- YOUR INSTRUCTIONS
Reproduce each line of the listing exactly.

- GIVEN INFORMATION
★ ★ ★ ★ ★

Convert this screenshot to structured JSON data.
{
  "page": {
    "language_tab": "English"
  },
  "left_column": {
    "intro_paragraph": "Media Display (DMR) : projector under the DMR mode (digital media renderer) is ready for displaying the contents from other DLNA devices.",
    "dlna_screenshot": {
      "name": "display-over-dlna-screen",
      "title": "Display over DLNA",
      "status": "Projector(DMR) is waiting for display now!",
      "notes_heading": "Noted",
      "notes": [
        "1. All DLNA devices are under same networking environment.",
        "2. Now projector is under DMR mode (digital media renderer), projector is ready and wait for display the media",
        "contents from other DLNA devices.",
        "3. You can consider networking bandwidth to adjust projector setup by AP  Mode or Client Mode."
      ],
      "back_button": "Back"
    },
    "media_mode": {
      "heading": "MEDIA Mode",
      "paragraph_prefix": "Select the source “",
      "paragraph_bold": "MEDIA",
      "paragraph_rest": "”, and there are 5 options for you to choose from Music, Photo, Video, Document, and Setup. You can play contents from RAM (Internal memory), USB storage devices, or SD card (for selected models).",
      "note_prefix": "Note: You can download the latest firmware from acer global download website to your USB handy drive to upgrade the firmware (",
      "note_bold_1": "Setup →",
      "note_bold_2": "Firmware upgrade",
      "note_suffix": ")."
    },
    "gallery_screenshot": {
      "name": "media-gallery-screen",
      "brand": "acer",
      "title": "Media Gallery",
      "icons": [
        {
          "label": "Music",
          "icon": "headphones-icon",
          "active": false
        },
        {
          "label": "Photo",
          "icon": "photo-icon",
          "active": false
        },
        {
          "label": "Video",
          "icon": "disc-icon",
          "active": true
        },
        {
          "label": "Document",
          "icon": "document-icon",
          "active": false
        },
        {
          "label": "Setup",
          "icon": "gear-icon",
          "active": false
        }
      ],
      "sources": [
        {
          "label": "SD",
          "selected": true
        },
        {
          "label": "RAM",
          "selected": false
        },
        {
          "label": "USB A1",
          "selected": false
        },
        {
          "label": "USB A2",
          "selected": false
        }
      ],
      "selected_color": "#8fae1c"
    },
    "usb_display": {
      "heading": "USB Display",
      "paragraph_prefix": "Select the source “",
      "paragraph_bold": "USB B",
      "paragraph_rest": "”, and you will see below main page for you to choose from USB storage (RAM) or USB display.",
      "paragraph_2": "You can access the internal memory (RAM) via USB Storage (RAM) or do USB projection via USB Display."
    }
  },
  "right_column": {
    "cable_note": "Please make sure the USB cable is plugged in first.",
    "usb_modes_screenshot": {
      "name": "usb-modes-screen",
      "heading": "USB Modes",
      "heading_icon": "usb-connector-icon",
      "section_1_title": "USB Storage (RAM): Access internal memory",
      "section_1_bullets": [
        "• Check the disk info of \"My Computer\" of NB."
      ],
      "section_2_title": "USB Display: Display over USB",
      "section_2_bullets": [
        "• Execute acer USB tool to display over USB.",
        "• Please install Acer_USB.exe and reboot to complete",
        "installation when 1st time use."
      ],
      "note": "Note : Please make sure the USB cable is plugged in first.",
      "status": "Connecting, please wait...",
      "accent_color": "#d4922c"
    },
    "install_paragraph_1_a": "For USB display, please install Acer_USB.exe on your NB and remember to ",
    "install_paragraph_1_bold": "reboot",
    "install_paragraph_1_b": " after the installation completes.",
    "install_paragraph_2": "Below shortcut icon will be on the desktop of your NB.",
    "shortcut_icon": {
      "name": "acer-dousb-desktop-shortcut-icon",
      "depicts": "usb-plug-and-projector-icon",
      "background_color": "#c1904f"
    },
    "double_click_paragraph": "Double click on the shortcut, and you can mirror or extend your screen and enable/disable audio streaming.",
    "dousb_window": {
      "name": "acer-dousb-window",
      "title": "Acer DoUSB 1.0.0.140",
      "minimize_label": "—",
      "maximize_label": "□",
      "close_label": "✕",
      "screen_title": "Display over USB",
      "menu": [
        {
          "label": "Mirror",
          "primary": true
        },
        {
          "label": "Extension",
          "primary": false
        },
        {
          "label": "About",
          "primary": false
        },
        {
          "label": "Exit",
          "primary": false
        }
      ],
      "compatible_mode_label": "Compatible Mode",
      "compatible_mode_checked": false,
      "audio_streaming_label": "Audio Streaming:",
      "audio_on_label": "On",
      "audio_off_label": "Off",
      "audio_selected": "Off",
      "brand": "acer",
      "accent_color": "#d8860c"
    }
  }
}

★ ★ ★ ★ ★

- OUTPUT FOR THIS EXERCISE
Convert this screenshot to structured JSON data.
{
  "page": {
    "language_tab": "English"
  },
  "left_column": {
    "intro_paragraph": "Media Display (DMR) : projector under the DMR mode (digital media renderer) is ready for displaying the contents from other DLNA devices.",
    "dlna_screenshot": {
      "name": "display-over-dlna-screen",
      "title": "Display over DLNA",
      "status": "Projector(DMR) is waiting for display now!",
      "notes_heading": "Noted",
      "notes": [
        "1. All DLNA devices are under same networking environment.",
        "2. Now projector is under DMR mode (digital media renderer), projector is ready and wait for display the media",
        "contents from other DLNA devices.",
        "3. You can consider networking bandwidth to adjust projector setup by AP  Mode or Client Mode."
      ],
      "back_button": "Back"
    },
    "media_mode": {
      "heading": "MEDIA Mode",
      "paragraph_prefix": "Select the source “",
      "paragraph_bold": "MEDIA",
      "paragraph_rest": "”, and there are 5 options for you to choose from Music, Photo, Video, Document, and Setup. You can play contents from RAM (Internal memory), USB storage devices, or SD card (for selected models).",
      "note_prefix": "Note: You can download the latest firmware from acer global download website to your USB handy drive to upgrade the firmware (",
      "note_bold_1": "Setup →",
      "note_bold_2": "Firmware upgrade",
      "note_suffix": ")."
    },
    "gallery_screenshot": {
      "name": "media-gallery-screen",
      "brand": "acer",
      "title": "Media Gallery",
      "icons": [
        {
          "label": "Music",
          "icon": "headphones-icon",
          "active": false
        },
        {
          "label": "Photo",
          "icon": "photo-icon",
          "active": false
        },
        {
          "label": "Video",
          "icon": "disc-icon",
          "active": true
        },
        {
          "label": "Document",
          "icon": "document-icon",
          "active": false
        },
        {
          "label": "Setup",
          "icon": "gear-icon",
          "active": false
        }
      ],
      "sources": [
        {
          "label": "SD",
          "selected": true
        },
        {
          "label": "RAM",
          "selected": false
        },
        {
          "label": "USB A1",
          "selected": false
        },
        {
          "label": "USB A2",
          "selected": false
        }
      ],
      "selected_color": "#8fae1c"
    },
    "usb_display": {
      "heading": "USB Display",
      "paragraph_prefix": "Select the source “",
      "paragraph_bold": "USB B",
      "paragraph_rest": "”, and you will see below main page for you to choose from USB storage (RAM) or USB display.",
      "paragraph_2": "You can access the internal memory (RAM) via USB Storage (RAM) or do USB projection via USB Display."
    }
  },
  "right_column": {
    "cable_note": "Please make sure the USB cable is plugged in first.",
    "usb_modes_screenshot": {
      "name": "usb-modes-screen",
      "heading": "USB Modes",
      "heading_icon": "usb-connector-icon",
      "section_1_title": "USB Storage (RAM): Access internal memory",
      "section_1_bullets": [
        "• Check the disk info of \"My Computer\" of NB."
      ],
      "section_2_title": "USB Display: Display over USB",
      "section_2_bullets": [
        "• Execute acer USB tool to display over USB.",
        "• Please install Acer_USB.exe and reboot to complete",
        "installation when 1st time use."
      ],
      "note": "Note : Please make sure the USB cable is plugged in first.",
      "status": "Connecting, please wait...",
      "accent_color": "#d4922c"
    },
    "install_paragraph_1_a": "For USB display, please install Acer_USB.exe on your NB and remember to ",
    "install_paragraph_1_bold": "reboot",
    "install_paragraph_1_b": " after the installation completes.",
    "install_paragraph_2": "Below shortcut icon will be on the desktop of your NB.",
    "shortcut_icon": {
      "name": "acer-dousb-desktop-shortcut-icon",
      "depicts": "usb-plug-and-projector-icon",
      "background_color": "#c1904f"
    },
    "double_click_paragraph": "Double click on the shortcut, and you can mirror or extend your screen and enable/disable audio streaming.",
    "dousb_window": {
      "name": "acer-dousb-window",
      "title": "Acer DoUSB 1.0.0.140",
      "minimize_label": "—",
      "maximize_label": "□",
      "close_label": "✕",
      "screen_title": "Display over USB",
      "menu": [
        {
          "label": "Mirror",
          "primary": true
        },
        {
          "label": "Extension",
          "primary": false
        },
        {
          "label": "About",
          "primary": false
        },
        {
          "label": "Exit",
          "primary": false
        }
      ],
      "compatible_mode_label": "Compatible Mode",
      "compatible_mode_checked": false,
      "audio_streaming_label": "Audio Streaming:",
      "audio_on_label": "On",
      "audio_off_label": "Off",
      "audio_selected": "Off",
      "brand": "acer",
      "accent_color": "#d8860c"
    }
  }
}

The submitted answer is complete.